"""

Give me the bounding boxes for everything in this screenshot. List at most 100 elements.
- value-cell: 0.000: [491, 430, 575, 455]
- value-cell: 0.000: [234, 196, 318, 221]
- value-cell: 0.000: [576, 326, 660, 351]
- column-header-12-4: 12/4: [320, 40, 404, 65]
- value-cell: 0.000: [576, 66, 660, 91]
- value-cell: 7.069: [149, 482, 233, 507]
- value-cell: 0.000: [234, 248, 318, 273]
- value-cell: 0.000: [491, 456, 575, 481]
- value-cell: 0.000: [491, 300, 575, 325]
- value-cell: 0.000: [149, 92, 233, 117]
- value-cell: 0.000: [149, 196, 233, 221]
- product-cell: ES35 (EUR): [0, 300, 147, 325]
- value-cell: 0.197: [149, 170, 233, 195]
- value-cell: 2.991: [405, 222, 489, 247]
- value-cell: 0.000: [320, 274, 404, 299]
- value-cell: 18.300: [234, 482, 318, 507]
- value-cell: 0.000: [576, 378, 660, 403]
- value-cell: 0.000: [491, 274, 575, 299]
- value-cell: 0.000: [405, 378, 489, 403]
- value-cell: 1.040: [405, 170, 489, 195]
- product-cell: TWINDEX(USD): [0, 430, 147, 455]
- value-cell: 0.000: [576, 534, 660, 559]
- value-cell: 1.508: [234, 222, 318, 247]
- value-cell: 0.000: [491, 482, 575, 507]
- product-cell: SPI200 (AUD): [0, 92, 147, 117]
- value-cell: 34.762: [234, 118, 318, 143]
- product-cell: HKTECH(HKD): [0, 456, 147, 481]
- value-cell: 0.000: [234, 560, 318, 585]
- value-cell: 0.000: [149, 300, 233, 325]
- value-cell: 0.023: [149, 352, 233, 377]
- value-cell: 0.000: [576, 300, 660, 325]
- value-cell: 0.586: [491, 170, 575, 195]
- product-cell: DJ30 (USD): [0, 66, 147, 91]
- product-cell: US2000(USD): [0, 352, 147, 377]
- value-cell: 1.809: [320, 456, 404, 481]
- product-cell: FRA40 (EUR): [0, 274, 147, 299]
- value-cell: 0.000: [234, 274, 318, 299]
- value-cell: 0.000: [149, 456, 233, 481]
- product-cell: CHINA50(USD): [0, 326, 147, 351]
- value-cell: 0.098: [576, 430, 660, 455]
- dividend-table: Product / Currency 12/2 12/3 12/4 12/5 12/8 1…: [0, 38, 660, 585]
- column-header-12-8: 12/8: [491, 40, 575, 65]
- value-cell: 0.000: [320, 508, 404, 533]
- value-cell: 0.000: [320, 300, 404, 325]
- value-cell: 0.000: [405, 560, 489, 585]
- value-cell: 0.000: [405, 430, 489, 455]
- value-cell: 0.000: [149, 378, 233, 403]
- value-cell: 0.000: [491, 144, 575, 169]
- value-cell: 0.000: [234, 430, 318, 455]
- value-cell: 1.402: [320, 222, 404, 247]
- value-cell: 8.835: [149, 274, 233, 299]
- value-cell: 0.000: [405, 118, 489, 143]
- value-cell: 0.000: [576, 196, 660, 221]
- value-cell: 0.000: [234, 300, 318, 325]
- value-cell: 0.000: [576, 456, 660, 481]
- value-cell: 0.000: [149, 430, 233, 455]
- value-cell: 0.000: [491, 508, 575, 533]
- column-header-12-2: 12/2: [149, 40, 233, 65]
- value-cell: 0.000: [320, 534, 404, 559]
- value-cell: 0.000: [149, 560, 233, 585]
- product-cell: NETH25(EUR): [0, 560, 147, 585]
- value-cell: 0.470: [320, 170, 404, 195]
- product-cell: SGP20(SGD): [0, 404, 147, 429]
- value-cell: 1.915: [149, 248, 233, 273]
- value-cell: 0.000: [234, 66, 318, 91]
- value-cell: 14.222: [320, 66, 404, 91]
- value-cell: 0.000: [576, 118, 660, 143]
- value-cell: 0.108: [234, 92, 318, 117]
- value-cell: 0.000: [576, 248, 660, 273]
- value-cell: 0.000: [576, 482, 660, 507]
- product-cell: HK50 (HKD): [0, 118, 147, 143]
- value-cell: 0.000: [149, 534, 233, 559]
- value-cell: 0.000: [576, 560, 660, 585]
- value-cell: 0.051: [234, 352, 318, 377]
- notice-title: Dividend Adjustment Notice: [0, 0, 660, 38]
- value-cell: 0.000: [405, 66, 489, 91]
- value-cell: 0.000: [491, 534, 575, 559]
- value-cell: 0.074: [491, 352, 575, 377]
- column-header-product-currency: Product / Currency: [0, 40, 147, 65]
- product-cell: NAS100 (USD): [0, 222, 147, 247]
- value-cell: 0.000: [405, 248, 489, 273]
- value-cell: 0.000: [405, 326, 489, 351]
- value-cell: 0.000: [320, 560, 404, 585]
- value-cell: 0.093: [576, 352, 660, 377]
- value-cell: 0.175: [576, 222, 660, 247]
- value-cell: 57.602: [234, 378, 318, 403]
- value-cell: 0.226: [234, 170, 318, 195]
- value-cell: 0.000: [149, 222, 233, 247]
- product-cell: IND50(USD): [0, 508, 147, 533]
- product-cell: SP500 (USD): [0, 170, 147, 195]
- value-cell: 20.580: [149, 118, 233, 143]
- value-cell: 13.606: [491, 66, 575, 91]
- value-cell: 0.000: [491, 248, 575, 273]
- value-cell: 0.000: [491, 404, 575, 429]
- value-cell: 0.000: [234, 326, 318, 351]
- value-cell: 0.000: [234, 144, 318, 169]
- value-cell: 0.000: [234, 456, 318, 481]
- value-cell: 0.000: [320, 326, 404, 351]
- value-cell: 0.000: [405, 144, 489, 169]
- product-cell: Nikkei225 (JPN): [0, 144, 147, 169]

"""

■ **Stated exercise**
Please rewrite the items from the start up to and including the line with "- product-cell: US2000(USD): [0, 352, 147, 377]", changing "product-cell" to "row-label" and leaving everything else as it is.

■ **Correct output**
Give me the bounding boxes for everything in this screenshot. List at most 100 elements.
- value-cell: 0.000: [491, 430, 575, 455]
- value-cell: 0.000: [234, 196, 318, 221]
- value-cell: 0.000: [576, 326, 660, 351]
- column-header-12-4: 12/4: [320, 40, 404, 65]
- value-cell: 0.000: [576, 66, 660, 91]
- value-cell: 7.069: [149, 482, 233, 507]
- value-cell: 0.000: [234, 248, 318, 273]
- value-cell: 0.000: [491, 456, 575, 481]
- value-cell: 0.000: [491, 300, 575, 325]
- value-cell: 0.000: [149, 92, 233, 117]
- value-cell: 0.000: [149, 196, 233, 221]
- row-label: ES35 (EUR): [0, 300, 147, 325]
- value-cell: 0.197: [149, 170, 233, 195]
- value-cell: 2.991: [405, 222, 489, 247]
- value-cell: 0.000: [320, 274, 404, 299]
- value-cell: 18.300: [234, 482, 318, 507]
- value-cell: 0.000: [576, 378, 660, 403]
- value-cell: 0.000: [491, 274, 575, 299]
- value-cell: 0.000: [405, 378, 489, 403]
- value-cell: 1.040: [405, 170, 489, 195]
- row-label: TWINDEX(USD): [0, 430, 147, 455]
- value-cell: 0.000: [576, 534, 660, 559]
- value-cell: 1.508: [234, 222, 318, 247]
- value-cell: 0.000: [491, 482, 575, 507]
- row-label: SPI200 (AUD): [0, 92, 147, 117]
- value-cell: 34.762: [234, 118, 318, 143]
- row-label: HKTECH(HKD): [0, 456, 147, 481]
- value-cell: 0.000: [234, 560, 318, 585]
- value-cell: 0.000: [149, 300, 233, 325]
- value-cell: 0.023: [149, 352, 233, 377]
- value-cell: 0.000: [576, 300, 660, 325]
- value-cell: 0.586: [491, 170, 575, 195]
- row-label: DJ30 (USD): [0, 66, 147, 91]
- row-label: US2000(USD): [0, 352, 147, 377]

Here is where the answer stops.